**STATED GOAL:**
Copy out every line that contains the word "Each".

**RECORDS SUPPLIED:**
● ● ●

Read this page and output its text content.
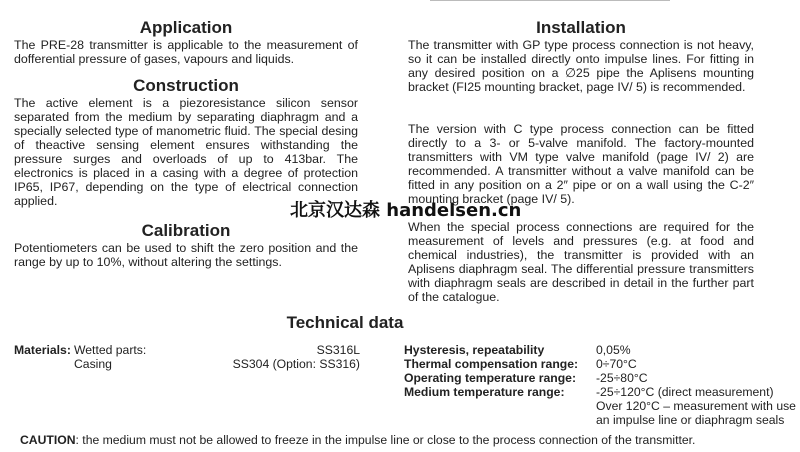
Application

The PRE-28 transmitter is applicable to the measurement of dofferential pressure of gases, vapours and liquids.

Construction

The active element is a piezoresistance silicon sensor separated from the medium by separating diaphragm and a specially selected type of manometric fluid. The special desing of theactive sensing element ensures withstanding the pressure surges and overloads of up to 413bar. The electronics is placed in a casing with a degree of protection IP65, IP67, depending on the type of electrical connection applied.

Calibration

Potentiometers can be used to shift the zero position and the range by up to 10%, without altering the settings.

Installation

The transmitter with GP type process connection is not heavy, so it can be installed directly onto impulse lines. For fitting in any desired position on a ∅25 pipe the Aplisens mounting bracket (FI25 mounting bracket, page IV/ 5) is recommended.

The version with C type process connection can be fitted directly to a 3- or 5-valve manifold. The factory-mounted transmitters with VM type valve manifold (page IV/ 2) are recommended. A transmitter without a valve manifold can be fitted in any position on a 2″ pipe or on a wall using the C-2″ mounting bracket (page IV/ 5).

When the special process connections are required for the measurement of levels and pressures (e.g. at food and chemical industries), the transmitter is provided with an Aplisens diaphragm seal. The differential pressure transmitters with diaphragm seals are described in detail in the further part of the catalogue.

北京汉达森 handelsen.cn
Technical data
Materials: Wetted parts:	SS316L
Casing	SS304 (Option: SS316)
Hysteresis, repeatability	0,05%
Thermal compensation range: 0÷70°C
Operating temperature range: -25÷80°C
Medium temperature range:	-25÷120°C (direct measurement)
Over 120°C – measurement with use
an impulse line or diaphragm seals
CAUTION: the medium must not be allowed to freeze in the impulse line or close to the process connection of the transmitter.
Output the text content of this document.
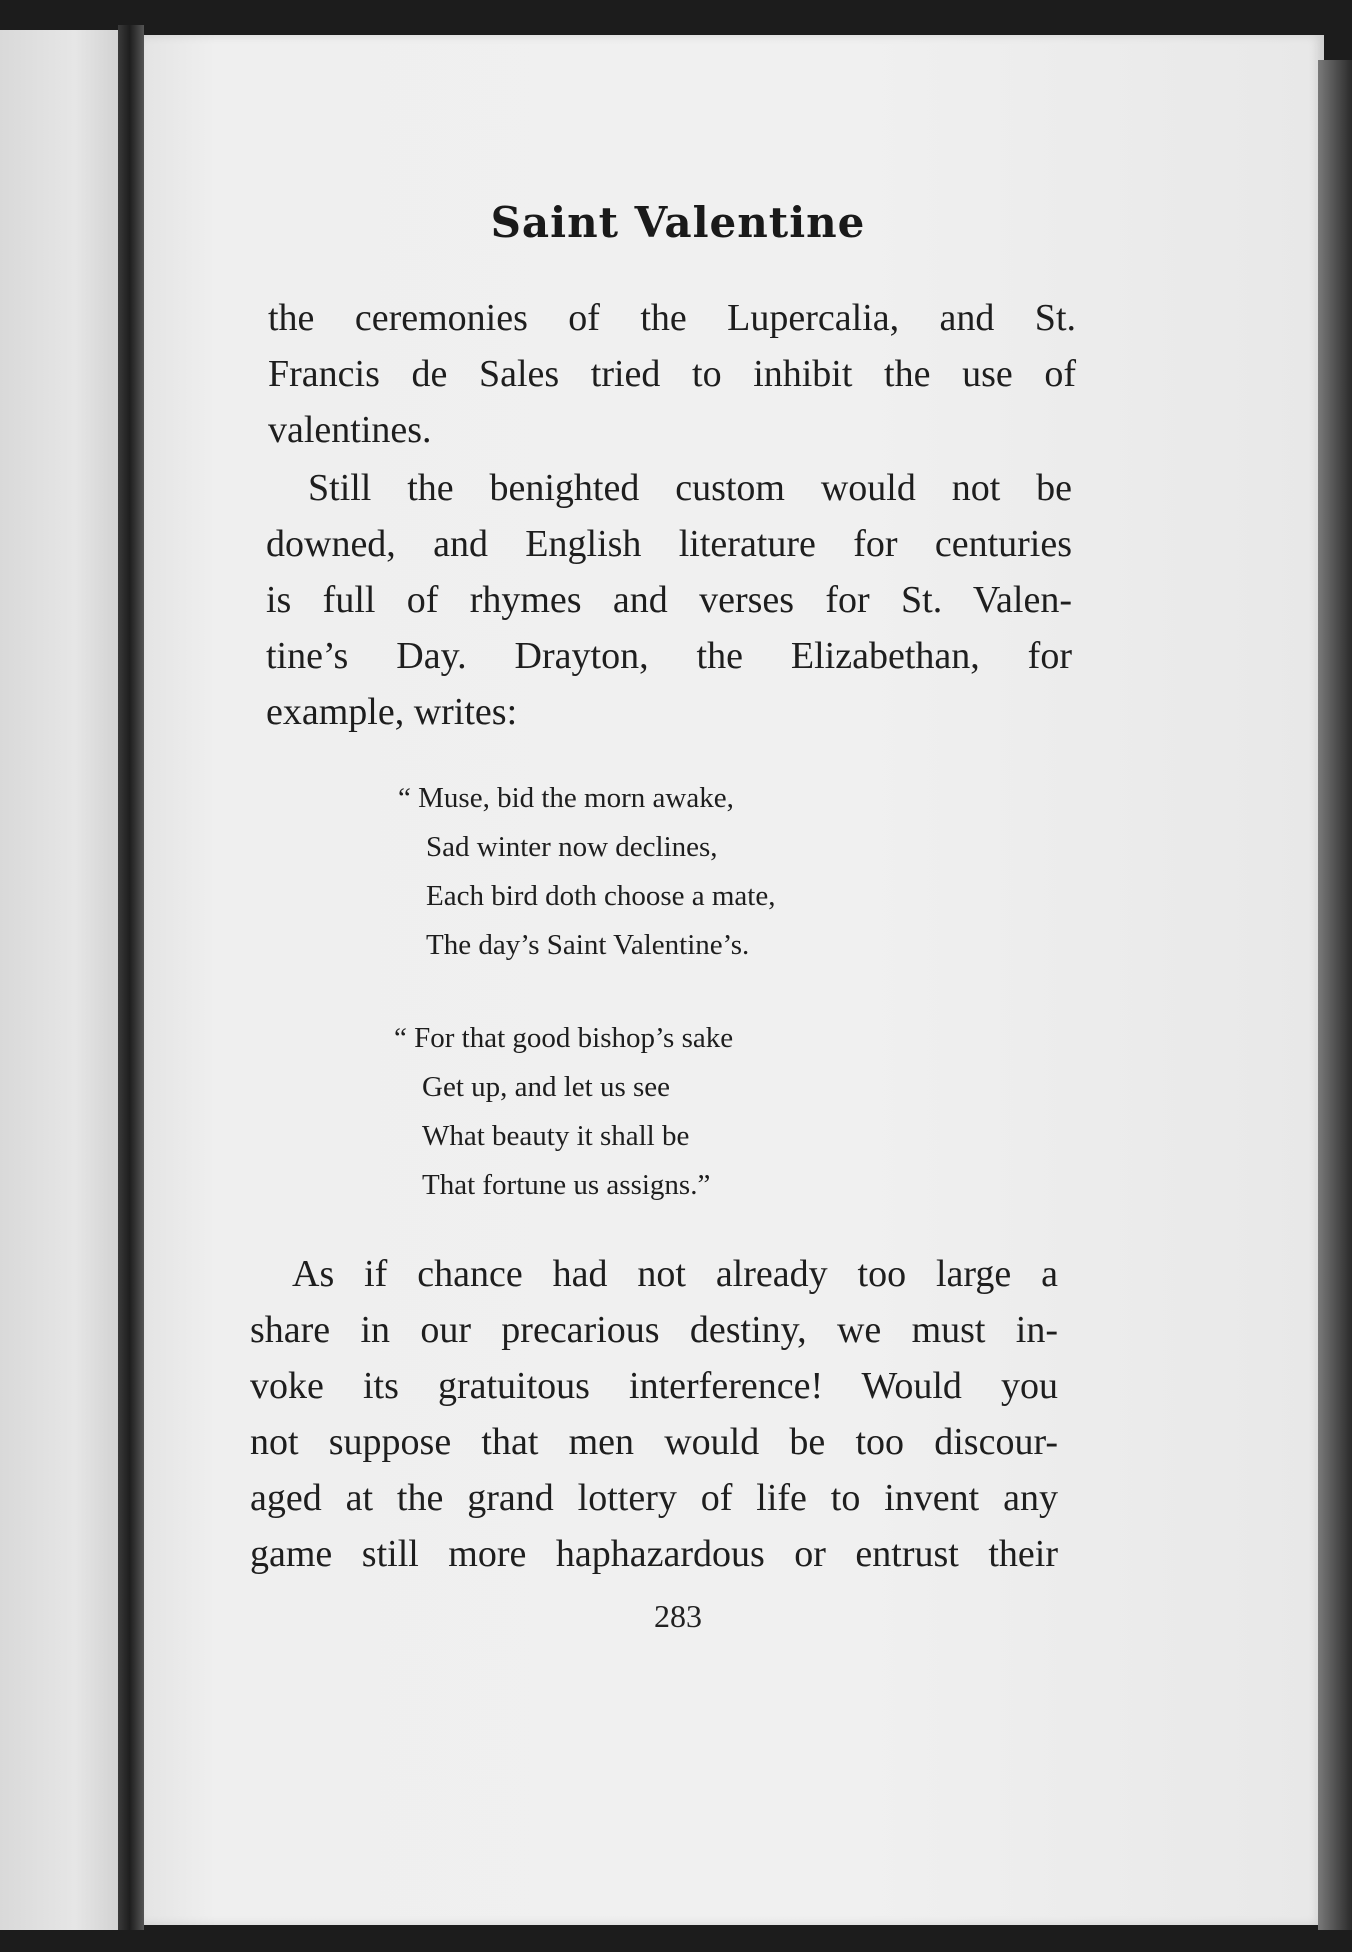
Saint Valentine

the ceremonies of the Lupercalia, and St.
Francis de Sales tried to inhibit the use of
valentines.

Still the benighted custom would not be
downed, and English literature for centuries
is full of rhymes and verses for St. Valen-
tine’s Day. Drayton, the Elizabethan, for
example, writes:

“ Muse, bid the morn awake,
Sad winter now declines,
Each bird doth choose a mate,
The day’s Saint Valentine’s.
“ For that good bishop’s sake
Get up, and let us see
What beauty it shall be
That fortune us assigns.”

As if chance had not already too large a
share in our precarious destiny, we must in-
voke its gratuitous interference! Would you
not suppose that men would be too discour-
aged at the grand lottery of life to invent any
game still more haphazardous or entrust their

283
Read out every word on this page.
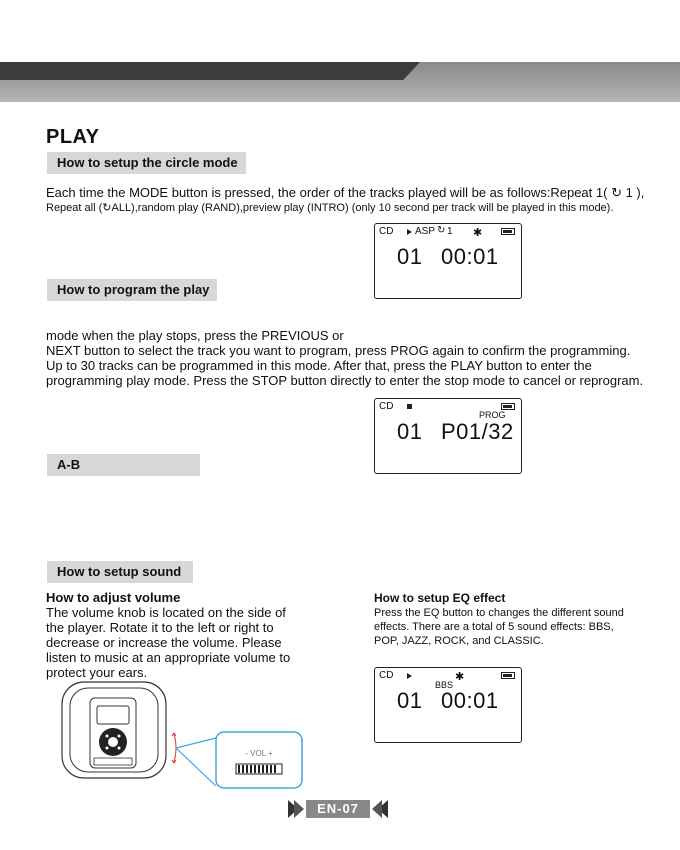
PLAY
How to setup the circle mode
Each time the MODE button is pressed, the order of the tracks played will be as follows:Repeat 1( ↻ 1 ),
Repeat all (↻ALL),random play (RAND),preview play (INTRO) (only 10 second per track will be played in this mode).
CD ASP ↻ 1 ✱
01 00:01
How to program the play
mode when the play stops, press the PREVIOUS or
NEXT button to select the track you want to program, press PROG again to confirm the programming.
Up to 30 tracks can be programmed in this mode. After that, press the PLAY button to enter the
programming play mode. Press the STOP button directly to enter the stop mode to cancel or reprogram.
CD
PROG
01 P01/32
A-B
How to setup sound
How to adjust volume
The volume knob is located on the side of
the player. Rotate it to the left or right to
decrease or increase the volume. Please
listen to music at an appropriate volume to
protect your ears.
How to setup EQ effect
Press the EQ button to changes the different sound
effects. There are a total of 5 sound effects: BBS,
POP, JAZZ, ROCK, and CLASSIC.
CD
BBS
✱
01 00:01
- VOL +
EN-07
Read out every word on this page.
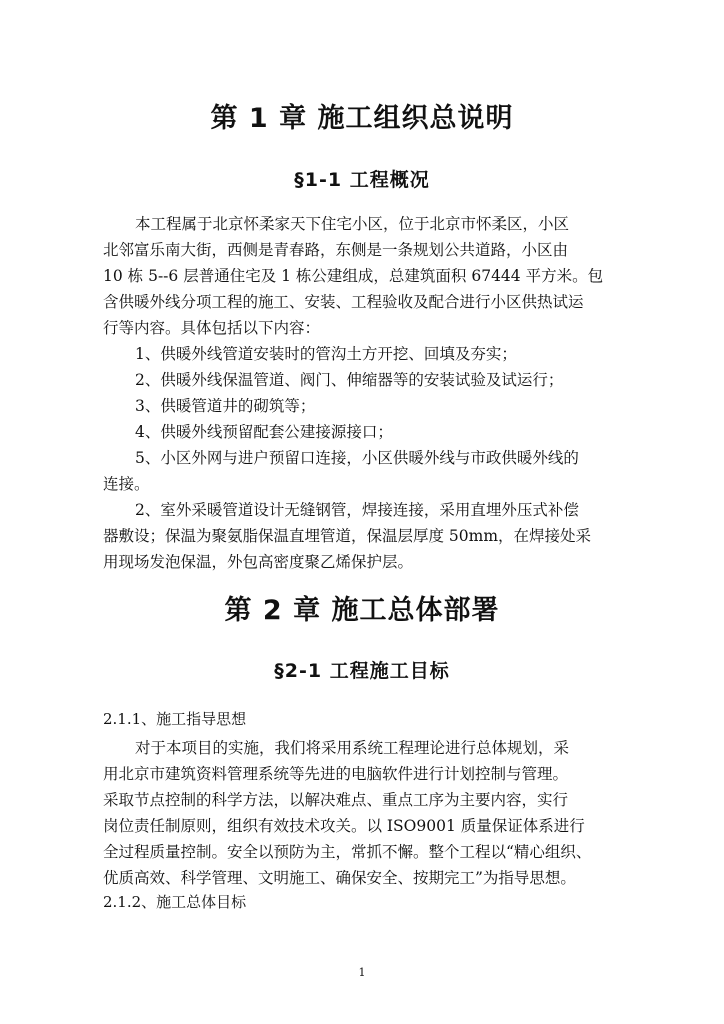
第 1 章 施工组织总说明
§1-1 工程概况
本工程属于北京怀柔家天下住宅小区，位于北京市怀柔区，小区
北邻富乐南大街，西侧是青春路，东侧是一条规划公共道路，小区由
10 栋 5--6 层普通住宅及 1 栋公建组成，总建筑面积 67444 平方米。包
含供暖外线分项工程的施工、安装、工程验收及配合进行小区供热试运
行等内容。具体包括以下内容：
1、供暖外线管道安装时的管沟土方开挖、回填及夯实；
2、供暖外线保温管道、阀门、伸缩器等的安装试验及试运行；
3、供暖管道井的砌筑等；
4、供暖外线预留配套公建接源接口；
5、小区外网与进户预留口连接，小区供暖外线与市政供暖外线的
连接。
2、室外采暖管道设计无缝钢管，焊接连接，采用直埋外压式补偿
器敷设；保温为聚氨脂保温直埋管道，保温层厚度 50mm，在焊接处采
用现场发泡保温，外包高密度聚乙烯保护层。
第 2 章 施工总体部署
§2-1 工程施工目标
2.1.1、施工指导思想
对于本项目的实施，我们将采用系统工程理论进行总体规划，采
用北京市建筑资料管理系统等先进的电脑软件进行计划控制与管理。
采取节点控制的科学方法，以解决难点、重点工序为主要内容，实行
岗位责任制原则，组织有效技术攻关。以 ISO9001 质量保证体系进行
全过程质量控制。安全以预防为主，常抓不懈。整个工程以“精心组织、
优质高效、科学管理、文明施工、确保安全、按期完工”为指导思想。
2.1.2、施工总体目标
1
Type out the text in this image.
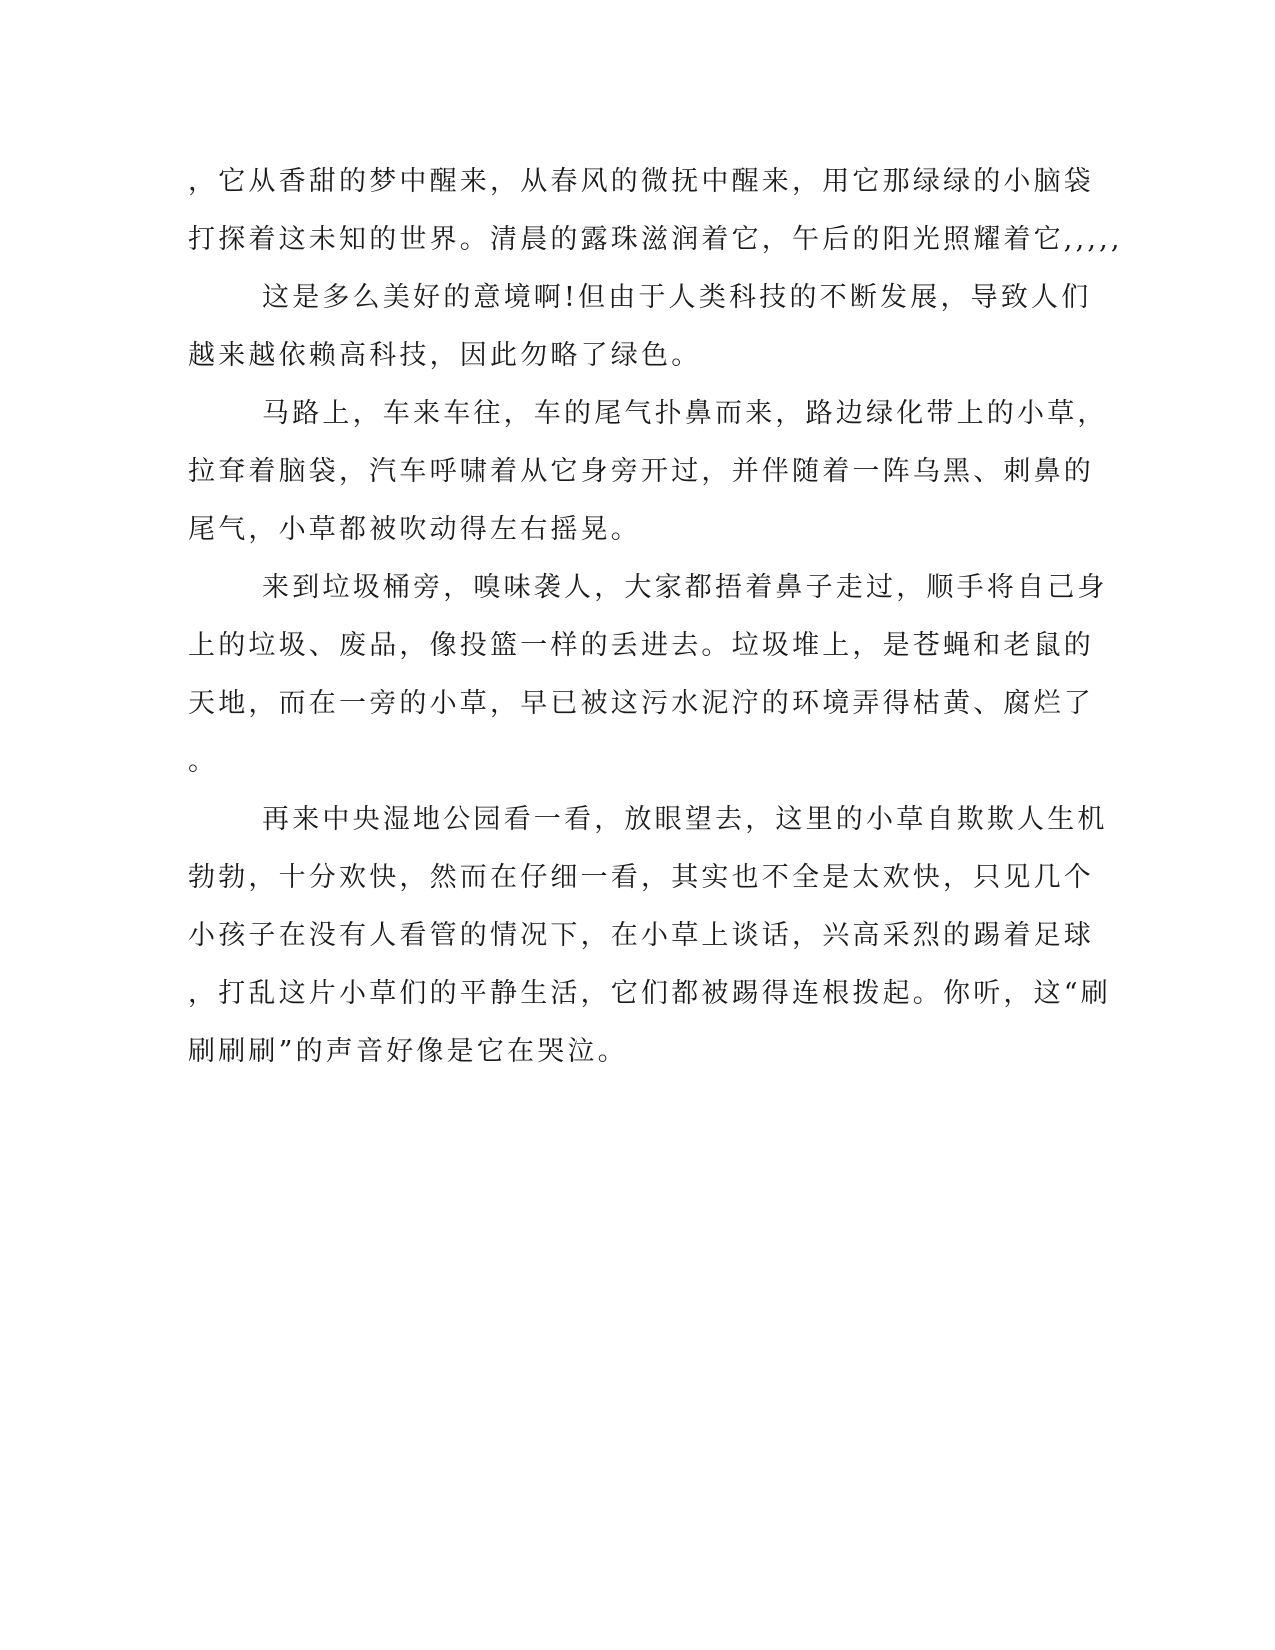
，它从香甜的梦中醒来，从春风的微抚中醒来，用它那绿绿的小脑袋
打探着这未知的世界。清晨的露珠滋润着它，午后的阳光照耀着它,,,,,
这是多么美好的意境啊!但由于人类科技的不断发展，导致人们
越来越依赖高科技，因此勿略了绿色。
马路上，车来车往，车的尾气扑鼻而来，路边绿化带上的小草，
拉耷着脑袋，汽车呼啸着从它身旁开过，并伴随着一阵乌黑、刺鼻的
尾气，小草都被吹动得左右摇晃。
来到垃圾桶旁，嗅味袭人，大家都捂着鼻子走过，顺手将自己身
上的垃圾、废品，像投篮一样的丢进去。垃圾堆上，是苍蝇和老鼠的
天地，而在一旁的小草，早已被这污水泥泞的环境弄得枯黄、腐烂了
。
再来中央湿地公园看一看，放眼望去，这里的小草自欺欺人生机
勃勃，十分欢快，然而在仔细一看，其实也不全是太欢快，只见几个
小孩子在没有人看管的情况下，在小草上谈话，兴高采烈的踢着足球
，打乱这片小草们的平静生活，它们都被踢得连根拨起。你听，这“刷
刷刷刷”的声音好像是它在哭泣。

● ● ●

**FULL RESPONSE:**
Each bird doth choose a mate,
Each time the MODE button is pressed, the order of the tracks played will be as follows:Repeat 1( ↻ 1 ),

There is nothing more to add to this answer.